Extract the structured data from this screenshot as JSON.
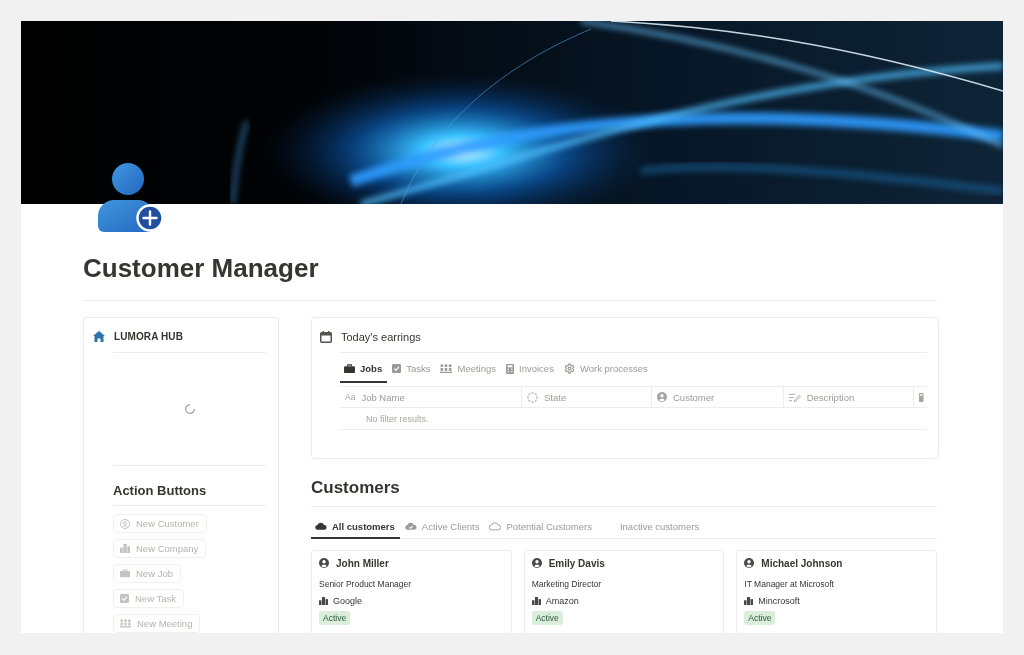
{
  "page": {
    "title": "Customer Manager"
  },
  "sidebar": {
    "title": "LUMORA HUB",
    "loading": true,
    "heading": "Action Buttons",
    "buttons": [
      {
        "label": "New Customer"
      },
      {
        "label": "New Company"
      },
      {
        "label": "New Job"
      },
      {
        "label": "New Task"
      },
      {
        "label": "New Meeting"
      }
    ]
  },
  "earnings": {
    "title": "Today's earrings",
    "tabs": [
      {
        "label": "Jobs",
        "selected": true
      },
      {
        "label": "Tasks",
        "selected": false
      },
      {
        "label": "Meetings",
        "selected": false
      },
      {
        "label": "Invoices",
        "selected": false
      },
      {
        "label": "Work processes",
        "selected": false
      }
    ],
    "columns": [
      {
        "type_mark": "Aa",
        "label": "Job Name"
      },
      {
        "label": "State"
      },
      {
        "label": "Customer"
      },
      {
        "label": "Description"
      }
    ],
    "empty_message": "No filter results."
  },
  "customers": {
    "heading": "Customers",
    "tabs": [
      {
        "label": "All customers",
        "selected": true
      },
      {
        "label": "Active Clients",
        "selected": false
      },
      {
        "label": "Potential Customers",
        "selected": false
      },
      {
        "label": "Inactive customers",
        "selected": false
      }
    ],
    "cards": [
      {
        "name": "John Miller",
        "title": "Senior Product Manager",
        "company": "Google",
        "status": "Active"
      },
      {
        "name": "Emily Davis",
        "title": "Marketing Director",
        "company": "Amazon",
        "status": "Active"
      },
      {
        "name": "Michael Johnson",
        "title": "IT Manager at Microsoft",
        "company": "Mincrosoft",
        "status": "Active"
      }
    ]
  }
}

· · · ·

Exercise
Determine how many lines of the listing above hold the word "title". Report that number without anything else.

Task solution
6